→ MATERIAL SHOWN:
======

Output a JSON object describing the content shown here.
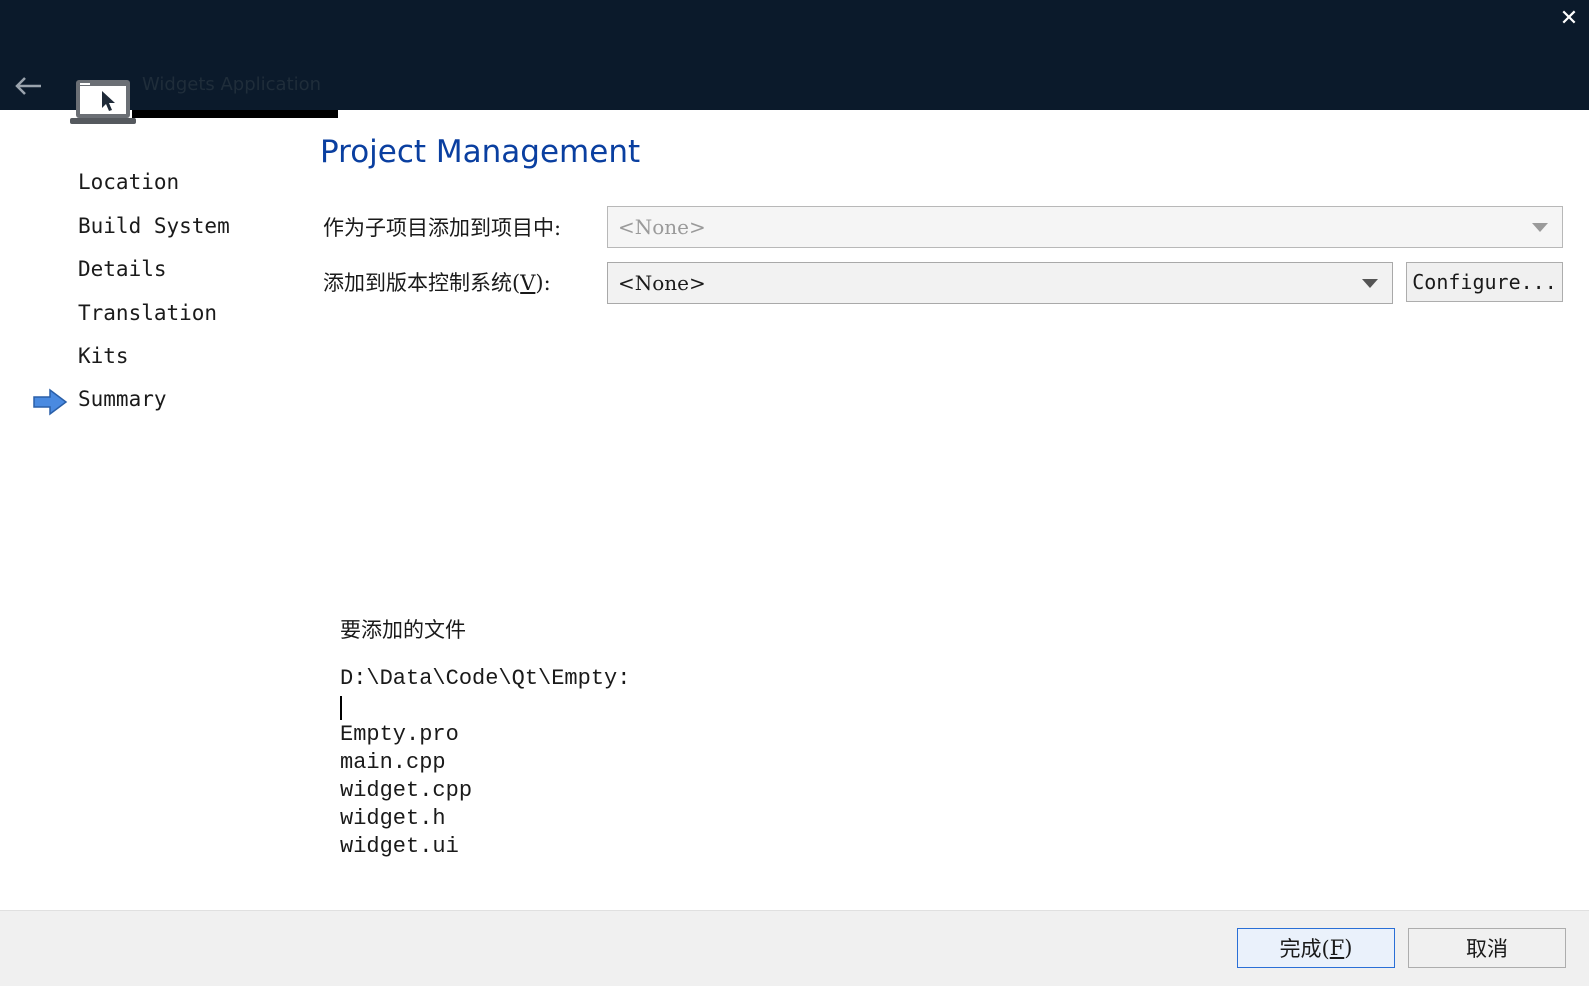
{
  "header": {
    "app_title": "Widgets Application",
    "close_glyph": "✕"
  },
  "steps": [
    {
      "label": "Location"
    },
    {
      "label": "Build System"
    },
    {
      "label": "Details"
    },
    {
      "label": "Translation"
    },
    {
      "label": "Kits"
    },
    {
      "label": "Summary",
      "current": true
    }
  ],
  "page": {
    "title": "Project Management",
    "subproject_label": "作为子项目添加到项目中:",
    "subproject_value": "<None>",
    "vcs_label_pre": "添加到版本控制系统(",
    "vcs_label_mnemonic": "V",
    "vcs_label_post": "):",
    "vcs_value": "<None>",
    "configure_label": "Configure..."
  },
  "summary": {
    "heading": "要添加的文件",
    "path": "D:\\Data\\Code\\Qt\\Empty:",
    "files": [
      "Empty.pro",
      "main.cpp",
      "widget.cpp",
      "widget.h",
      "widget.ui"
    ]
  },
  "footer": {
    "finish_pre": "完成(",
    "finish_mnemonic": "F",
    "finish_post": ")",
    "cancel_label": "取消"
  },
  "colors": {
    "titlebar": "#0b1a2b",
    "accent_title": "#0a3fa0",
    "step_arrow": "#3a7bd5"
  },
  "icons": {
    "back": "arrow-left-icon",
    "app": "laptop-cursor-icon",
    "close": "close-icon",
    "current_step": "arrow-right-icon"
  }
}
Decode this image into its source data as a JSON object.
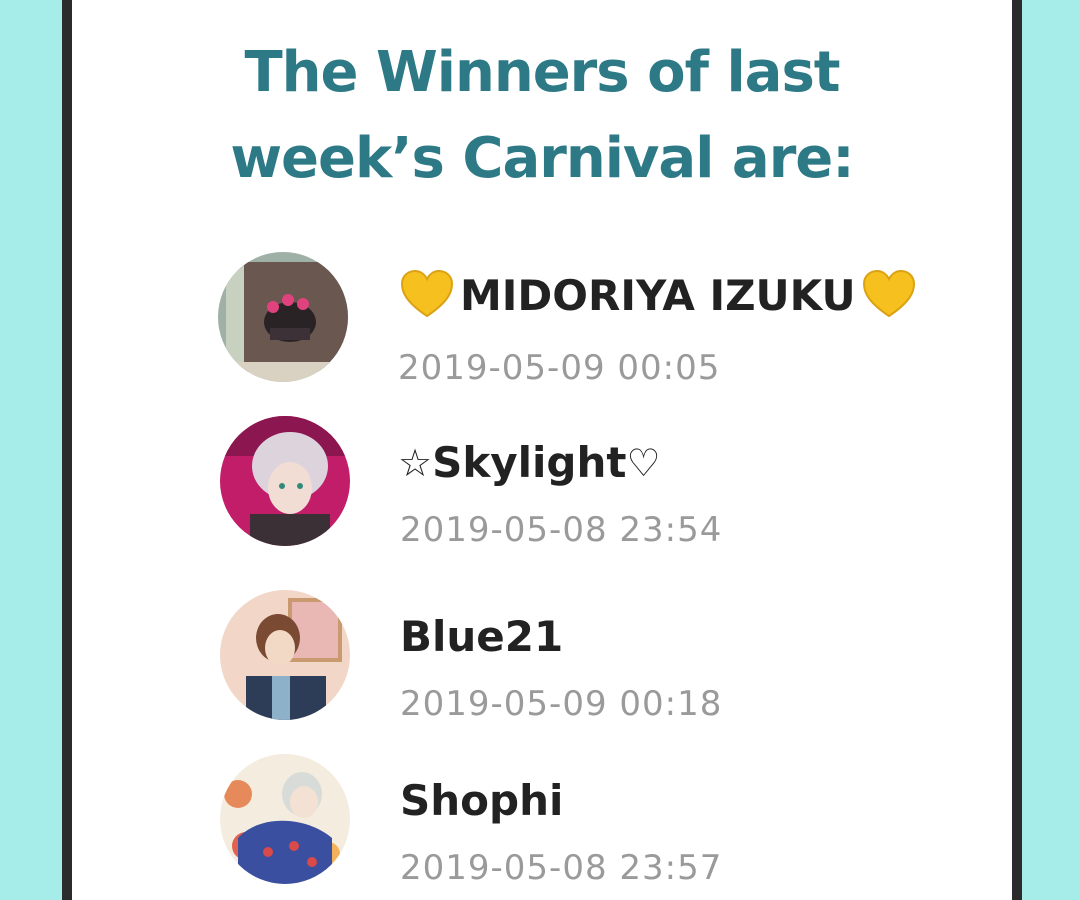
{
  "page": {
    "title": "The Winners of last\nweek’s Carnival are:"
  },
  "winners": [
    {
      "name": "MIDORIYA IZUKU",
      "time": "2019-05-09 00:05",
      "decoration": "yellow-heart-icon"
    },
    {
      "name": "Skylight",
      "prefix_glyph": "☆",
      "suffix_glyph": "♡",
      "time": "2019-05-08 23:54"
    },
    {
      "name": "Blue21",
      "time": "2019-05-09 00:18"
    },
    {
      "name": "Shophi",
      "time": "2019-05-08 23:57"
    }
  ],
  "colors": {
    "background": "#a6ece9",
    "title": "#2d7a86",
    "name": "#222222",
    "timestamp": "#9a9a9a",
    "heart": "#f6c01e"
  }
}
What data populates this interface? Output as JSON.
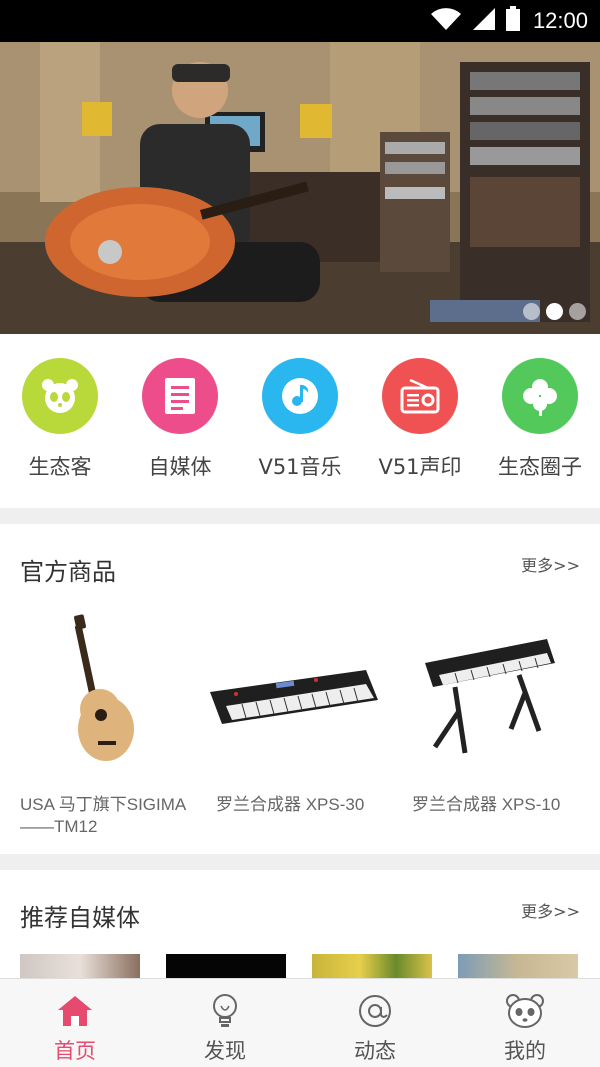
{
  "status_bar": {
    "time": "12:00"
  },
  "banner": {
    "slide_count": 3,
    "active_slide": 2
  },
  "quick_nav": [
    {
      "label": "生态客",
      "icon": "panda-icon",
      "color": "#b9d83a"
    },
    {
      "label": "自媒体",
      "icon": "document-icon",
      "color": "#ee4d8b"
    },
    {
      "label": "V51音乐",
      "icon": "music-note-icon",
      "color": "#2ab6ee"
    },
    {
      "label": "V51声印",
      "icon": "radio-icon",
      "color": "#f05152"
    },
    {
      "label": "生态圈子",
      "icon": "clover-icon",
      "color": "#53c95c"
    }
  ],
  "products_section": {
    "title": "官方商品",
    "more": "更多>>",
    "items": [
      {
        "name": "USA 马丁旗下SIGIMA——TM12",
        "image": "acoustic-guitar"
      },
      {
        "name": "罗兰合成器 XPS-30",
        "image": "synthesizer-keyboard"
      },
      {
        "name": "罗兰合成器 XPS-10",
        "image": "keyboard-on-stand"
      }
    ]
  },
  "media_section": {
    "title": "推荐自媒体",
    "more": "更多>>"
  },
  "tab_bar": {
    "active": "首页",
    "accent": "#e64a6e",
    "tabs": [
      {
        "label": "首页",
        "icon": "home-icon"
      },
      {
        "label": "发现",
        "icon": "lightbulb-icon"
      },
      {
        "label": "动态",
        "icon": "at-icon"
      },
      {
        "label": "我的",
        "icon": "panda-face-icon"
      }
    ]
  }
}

======

→ SHORT PROBLEM:
Without including any picture, repeat the data exactly.

→ SOLUTION TO THIS EXERCISE:
Output a JSON object describing the content shown here.
{
  "header": {
    "app_title": "Widgets Application",
    "close_glyph": "✕"
  },
  "steps": [
    {
      "label": "Location"
    },
    {
      "label": "Build System"
    },
    {
      "label": "Details"
    },
    {
      "label": "Translation"
    },
    {
      "label": "Kits"
    },
    {
      "label": "Summary",
      "current": true
    }
  ],
  "page": {
    "title": "Project Management",
    "subproject_label": "作为子项目添加到项目中:",
    "subproject_value": "<None>",
    "vcs_label_pre": "添加到版本控制系统(",
    "vcs_label_mnemonic": "V",
    "vcs_label_post": "):",
    "vcs_value": "<None>",
    "configure_label": "Configure..."
  },
  "summary": {
    "heading": "要添加的文件",
    "path": "D:\\Data\\Code\\Qt\\Empty:",
    "files": [
      "Empty.pro",
      "main.cpp",
      "widget.cpp",
      "widget.h",
      "widget.ui"
    ]
  },
  "footer": {
    "finish_pre": "完成(",
    "finish_mnemonic": "F",
    "finish_post": ")",
    "cancel_label": "取消"
  },
  "colors": {
    "titlebar": "#0b1a2b",
    "accent_title": "#0a3fa0",
    "step_arrow": "#3a7bd5"
  },
  "icons": {
    "back": "arrow-left-icon",
    "app": "laptop-cursor-icon",
    "close": "close-icon",
    "current_step": "arrow-right-icon"
  }
}
Decode this image into its source data as a JSON object.
{
  "page": {
    "title": "The Winners of last\nweek’s Carnival are:"
  },
  "winners": [
    {
      "name": "MIDORIYA IZUKU",
      "time": "2019-05-09 00:05",
      "decoration": "yellow-heart-icon"
    },
    {
      "name": "Skylight",
      "prefix_glyph": "☆",
      "suffix_glyph": "♡",
      "time": "2019-05-08 23:54"
    },
    {
      "name": "Blue21",
      "time": "2019-05-09 00:18"
    },
    {
      "name": "Shophi",
      "time": "2019-05-08 23:57"
    }
  ],
  "colors": {
    "background": "#a6ece9",
    "title": "#2d7a86",
    "name": "#222222",
    "timestamp": "#9a9a9a",
    "heart": "#f6c01e"
  }
}
What data populates this interface? Output as JSON.
{
  "status_bar": {
    "time": "12:00"
  },
  "banner": {
    "slide_count": 3,
    "active_slide": 2
  },
  "quick_nav": [
    {
      "label": "生态客",
      "icon": "panda-icon",
      "color": "#b9d83a"
    },
    {
      "label": "自媒体",
      "icon": "document-icon",
      "color": "#ee4d8b"
    },
    {
      "label": "V51音乐",
      "icon": "music-note-icon",
      "color": "#2ab6ee"
    },
    {
      "label": "V51声印",
      "icon": "radio-icon",
      "color": "#f05152"
    },
    {
      "label": "生态圈子",
      "icon": "clover-icon",
      "color": "#53c95c"
    }
  ],
  "products_section": {
    "title": "官方商品",
    "more": "更多>>",
    "items": [
      {
        "name": "USA 马丁旗下SIGIMA——TM12",
        "image": "acoustic-guitar"
      },
      {
        "name": "罗兰合成器 XPS-30",
        "image": "synthesizer-keyboard"
      },
      {
        "name": "罗兰合成器 XPS-10",
        "image": "keyboard-on-stand"
      }
    ]
  },
  "media_section": {
    "title": "推荐自媒体",
    "more": "更多>>"
  },
  "tab_bar": {
    "active": "首页",
    "accent": "#e64a6e",
    "tabs": [
      {
        "label": "首页",
        "icon": "home-icon"
      },
      {
        "label": "发现",
        "icon": "lightbulb-icon"
      },
      {
        "label": "动态",
        "icon": "at-icon"
      },
      {
        "label": "我的",
        "icon": "panda-face-icon"
      }
    ]
  }
}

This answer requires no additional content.